◆ Passage to read:
§ §
# nest box cards



## kingsley hannah (Jan 9, 2008)

has any one got a design of a good nextbox breading card they could share?
i am looking for perhaps a excell one
should you have a card for each box or just a sheet with a row or 2 for each box # please share your ideas systems


----------



## TAWhatley (Mar 6, 2001)

Bumping up.

Terry


----------



## kingsley hannah (Jan 9, 2008)

thanks  bump bump 
really would like opinions on this


----------



## Ed Mc (Apr 15, 2009)

I use both a list and a Hatch Card.
The list is made on Excel when I receive the bands. I list all the bands (simple formula, fisrt# + 1). The headings are Band#, Pair#, Cock, Hen, Date Banded and Color. The individual lines are filled out when the babies are banded, this way all bands are accounted for.

For the Hatch card I use Office Depot Business Cards, same as Avery 8376 and MS Word. The Card has mostly single line entrys of Pair#, Cock, Hen,
1st Egg, Due to Hatch (same line) , Foster Pair and then two lines of Band# and Color. I attached Binder Clips to all individual cages and nest boxes. The Hatch Card is started when the first egg is laid and follows that clutch from individual cage to nest box of foster pair. When the babies are taken from the breeder loft the card is taken to house and the information entered into the computer. I don't always use fosters but when I do this system makes it easy to keep track of the eggs.

The are all kinds of systems, this is just what works for me.
Hope the information is helpful.
Ed


----------



## learning (May 19, 2006)

I have the Hawkeye Loft Management software and they have nest cards that are part of the program. They have worked well for me. I have them posted in the hallway outside the breeding section and keep up with dates layed and hatched as well as the band numbers once those go on.

Dan


----------



## Lovebirds (Sep 6, 2002)

I keep records all over the place...........LOL
First of all, I have one of those wipe off boards in the loft. Every breeding season, I draw my lines and columns and list every pair of breeders, the pen or nest box they are in......when they are mated, when they lay the first egg, the supposed hatch date, the ACTUAL hatch date and how many days old they are is changed on a daily basis. I also mark a small B beside their name/numbers the day I band the babies. The next day, I check all the babies that have a B and if the band stayed on, I put a circle around the B. That way, I can look at my board and know instantly that I have or have not banded the babies.
§ §
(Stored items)
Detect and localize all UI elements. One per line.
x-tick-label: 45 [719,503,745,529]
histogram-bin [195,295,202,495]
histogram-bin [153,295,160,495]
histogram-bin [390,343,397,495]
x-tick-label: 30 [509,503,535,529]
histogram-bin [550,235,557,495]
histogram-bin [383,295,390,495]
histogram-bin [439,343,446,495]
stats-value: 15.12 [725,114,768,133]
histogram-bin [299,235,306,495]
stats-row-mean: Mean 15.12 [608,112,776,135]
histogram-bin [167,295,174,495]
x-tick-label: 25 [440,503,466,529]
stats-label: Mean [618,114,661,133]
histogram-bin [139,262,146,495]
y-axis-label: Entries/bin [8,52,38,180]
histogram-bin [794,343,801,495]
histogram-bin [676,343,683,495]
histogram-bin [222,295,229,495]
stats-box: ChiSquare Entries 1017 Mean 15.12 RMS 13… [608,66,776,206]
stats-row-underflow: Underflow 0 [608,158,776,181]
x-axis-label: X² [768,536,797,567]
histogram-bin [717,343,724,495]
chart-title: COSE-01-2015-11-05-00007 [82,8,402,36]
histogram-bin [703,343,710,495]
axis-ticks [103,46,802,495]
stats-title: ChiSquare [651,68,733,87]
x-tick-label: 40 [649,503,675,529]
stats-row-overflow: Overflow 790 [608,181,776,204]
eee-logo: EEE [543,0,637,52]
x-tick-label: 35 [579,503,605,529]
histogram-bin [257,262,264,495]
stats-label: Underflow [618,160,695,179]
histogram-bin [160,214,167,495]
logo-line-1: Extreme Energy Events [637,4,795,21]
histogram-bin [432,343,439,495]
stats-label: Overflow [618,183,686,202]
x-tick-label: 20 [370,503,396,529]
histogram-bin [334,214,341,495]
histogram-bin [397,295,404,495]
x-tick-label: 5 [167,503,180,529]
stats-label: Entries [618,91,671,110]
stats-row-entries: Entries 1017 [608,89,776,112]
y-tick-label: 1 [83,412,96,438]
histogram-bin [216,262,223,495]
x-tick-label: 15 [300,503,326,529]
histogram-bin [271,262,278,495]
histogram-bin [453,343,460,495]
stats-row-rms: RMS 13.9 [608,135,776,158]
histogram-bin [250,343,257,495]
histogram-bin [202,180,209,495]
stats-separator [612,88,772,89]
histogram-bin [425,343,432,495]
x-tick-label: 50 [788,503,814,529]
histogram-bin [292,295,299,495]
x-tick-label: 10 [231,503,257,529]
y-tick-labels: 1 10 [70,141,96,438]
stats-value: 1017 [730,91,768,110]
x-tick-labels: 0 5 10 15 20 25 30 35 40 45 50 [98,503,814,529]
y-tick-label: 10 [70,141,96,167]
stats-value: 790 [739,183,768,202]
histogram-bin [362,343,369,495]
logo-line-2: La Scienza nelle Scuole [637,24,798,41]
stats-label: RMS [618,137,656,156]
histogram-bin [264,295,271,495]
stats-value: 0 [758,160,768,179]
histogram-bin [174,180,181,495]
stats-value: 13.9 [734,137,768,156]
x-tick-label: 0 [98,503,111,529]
§ §
◆ Directives:
**1.** Answer these from the nest box card thread:
(a) Which business cards does Ed Mc use for his Hatch Card, and what product are they the same as?
(b) What software does the poster "learning" use that includes nest cards?
(c) What does Lovebirds mark beside a pair's name/numbers on the day the babies are banded?
**2.** Can you edit the part of the nest box card thread that opens with the words "## learning (May" and closes with "(Sep 6, 2002)" so that "feed room" replaces "hallway"?
**3.** Can you resume the nest box card thread from where it stops?

◆ Results:
**1.**
(a) Office Depot Business Cards, the same as Avery 8376.
(b) The Hawkeye Loft Management software.
(c) A small B.

**2.**
## learning (May 19, 2006)

I have the Hawkeye Loft Management software and they have nest cards that are part of the program. They have worked well for me. I have them posted in the feed room outside the breeding section and keep up with dates layed and hatched as well as the band numbers once those go on.

Dan


----------



## Lovebirds (Sep 6, 2002)

**3.**
I also keep a list that is in Excel, of all my band numbers. The day I band the babies, I write in the parents of those youngsters and when I move the babies to the YB loft, I fill in the color of the babies. This list stays in the loft until I'm through breeding. Then I bring it inside, fill in all the info in the computer and always have a file for the youngsters for that year. 
In addition to those two things, I also use Hawkeye and put all the information in as I band the babies.
Sounds like a lot of work I guess, but it's not really and you really should have all of you breeding information in more than one place. If your computer crashes or Hawkeye blows up or whatever, you're screwed......BIG TIME.


----------



## hillfamilyloft (Jun 22, 2005)

KIng here is an example of what I use. I also use Hawkeye, but I like a simpler spreadsheet down in excel that I can look at and know exactly where I stand and what will happen the next day. 
Randy


----------



## hillfamilyloft (Jun 22, 2005)

I do also have a box number/pair number column that was cutt off. This tells me where the eggs and babies are if they are fostered out. I have four compartments marked A,B,C,D and boxes 1,2,3,...... This tells me where the eggs are. I will sometimes use a code A1/C4 to tell me the pair is A1 and the Egss are fostered by C4. This method works great if I am in a hurry and don't want to mess with Hawkeye. This way I do not have to print reports. I expand it to the right with race data, where the birds are etc. From here I transfer things to Hawkeye.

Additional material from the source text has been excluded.